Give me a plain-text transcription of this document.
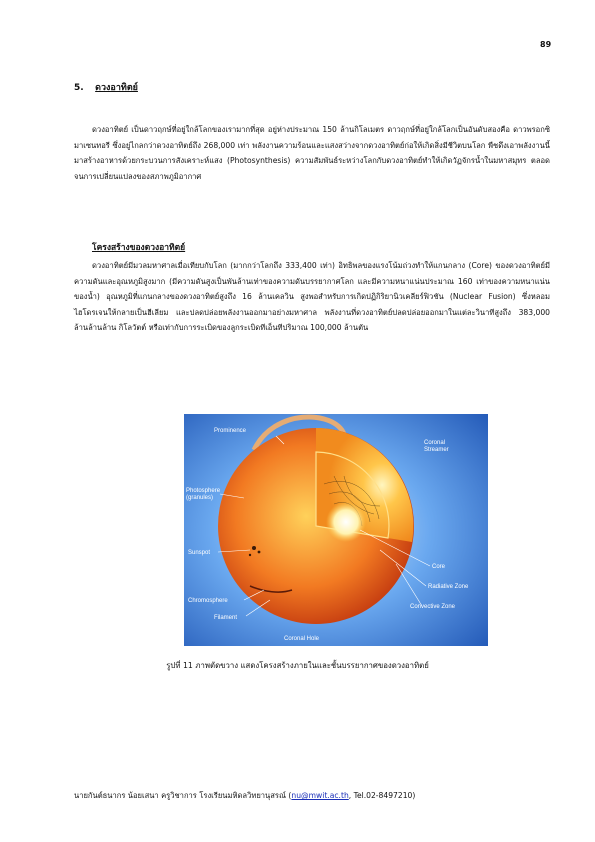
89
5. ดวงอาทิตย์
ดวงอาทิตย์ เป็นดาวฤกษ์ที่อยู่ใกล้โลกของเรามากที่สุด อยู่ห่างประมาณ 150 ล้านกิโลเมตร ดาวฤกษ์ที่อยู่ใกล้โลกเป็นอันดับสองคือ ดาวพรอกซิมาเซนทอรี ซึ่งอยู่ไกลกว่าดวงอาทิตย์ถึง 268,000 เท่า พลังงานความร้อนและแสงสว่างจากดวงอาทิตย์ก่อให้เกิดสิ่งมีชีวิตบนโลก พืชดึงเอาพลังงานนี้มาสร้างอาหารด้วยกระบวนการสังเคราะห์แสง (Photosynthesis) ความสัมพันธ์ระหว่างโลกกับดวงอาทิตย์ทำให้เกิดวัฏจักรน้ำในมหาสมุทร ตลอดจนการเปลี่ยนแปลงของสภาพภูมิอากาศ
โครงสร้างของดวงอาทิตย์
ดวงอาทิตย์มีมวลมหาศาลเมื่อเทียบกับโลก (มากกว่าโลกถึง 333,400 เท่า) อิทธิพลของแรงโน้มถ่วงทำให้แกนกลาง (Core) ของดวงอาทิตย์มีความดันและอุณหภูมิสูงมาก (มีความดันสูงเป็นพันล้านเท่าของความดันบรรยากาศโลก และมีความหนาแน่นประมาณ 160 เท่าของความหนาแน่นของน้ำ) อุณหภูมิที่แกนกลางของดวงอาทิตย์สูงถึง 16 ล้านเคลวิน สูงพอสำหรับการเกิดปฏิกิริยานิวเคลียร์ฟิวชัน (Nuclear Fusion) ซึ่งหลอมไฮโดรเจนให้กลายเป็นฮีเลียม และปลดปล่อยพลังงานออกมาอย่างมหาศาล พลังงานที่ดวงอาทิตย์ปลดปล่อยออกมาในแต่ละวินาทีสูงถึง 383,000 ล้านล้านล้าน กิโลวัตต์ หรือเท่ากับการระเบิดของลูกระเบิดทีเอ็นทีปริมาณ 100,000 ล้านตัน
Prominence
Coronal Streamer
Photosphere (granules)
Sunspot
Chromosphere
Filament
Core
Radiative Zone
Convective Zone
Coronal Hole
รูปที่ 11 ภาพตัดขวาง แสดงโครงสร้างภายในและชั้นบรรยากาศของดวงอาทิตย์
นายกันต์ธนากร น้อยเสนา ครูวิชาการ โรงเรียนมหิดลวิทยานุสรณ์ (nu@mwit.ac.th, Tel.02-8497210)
····················
● **The task**:
Take the listing and print it again exactly, but without any pictures.

● **Exercise response**:
Give me a plain-text transcription of this document.
89
5. ดวงอาทิตย์
ดวงอาทิตย์ เป็นดาวฤกษ์ที่อยู่ใกล้โลกของเรามากที่สุด อยู่ห่างประมาณ 150 ล้านกิโลเมตร ดาวฤกษ์ที่อยู่ใกล้โลกเป็นอันดับสองคือ ดาวพรอกซิมาเซนทอรี ซึ่งอยู่ไกลกว่าดวงอาทิตย์ถึง 268,000 เท่า พลังงานความร้อนและแสงสว่างจากดวงอาทิตย์ก่อให้เกิดสิ่งมีชีวิตบนโลก พืชดึงเอาพลังงานนี้มาสร้างอาหารด้วยกระบวนการสังเคราะห์แสง (Photosynthesis) ความสัมพันธ์ระหว่างโลกกับดวงอาทิตย์ทำให้เกิดวัฏจักรน้ำในมหาสมุทร ตลอดจนการเปลี่ยนแปลงของสภาพภูมิอากาศ
โครงสร้างของดวงอาทิตย์
ดวงอาทิตย์มีมวลมหาศาลเมื่อเทียบกับโลก (มากกว่าโลกถึง 333,400 เท่า) อิทธิพลของแรงโน้มถ่วงทำให้แกนกลาง (Core) ของดวงอาทิตย์มีความดันและอุณหภูมิสูงมาก (มีความดันสูงเป็นพันล้านเท่าของความดันบรรยากาศโลก และมีความหนาแน่นประมาณ 160 เท่าของความหนาแน่นของน้ำ) อุณหภูมิที่แกนกลางของดวงอาทิตย์สูงถึง 16 ล้านเคลวิน สูงพอสำหรับการเกิดปฏิกิริยานิวเคลียร์ฟิวชัน (Nuclear Fusion) ซึ่งหลอมไฮโดรเจนให้กลายเป็นฮีเลียม และปลดปล่อยพลังงานออกมาอย่างมหาศาล พลังงานที่ดวงอาทิตย์ปลดปล่อยออกมาในแต่ละวินาทีสูงถึง 383,000 ล้านล้านล้าน กิโลวัตต์ หรือเท่ากับการระเบิดของลูกระเบิดทีเอ็นทีปริมาณ 100,000 ล้านตัน
Prominence
Coronal Streamer
Photosphere (granules)
Sunspot
Chromosphere
Filament
Core
Radiative Zone
Convective Zone
Coronal Hole
รูปที่ 11 ภาพตัดขวาง แสดงโครงสร้างภายในและชั้นบรรยากาศของดวงอาทิตย์
นายกันต์ธนากร น้อยเสนา ครูวิชาการ โรงเรียนมหิดลวิทยานุสรณ์ (nu@mwit.ac.th, Tel.02-8497210)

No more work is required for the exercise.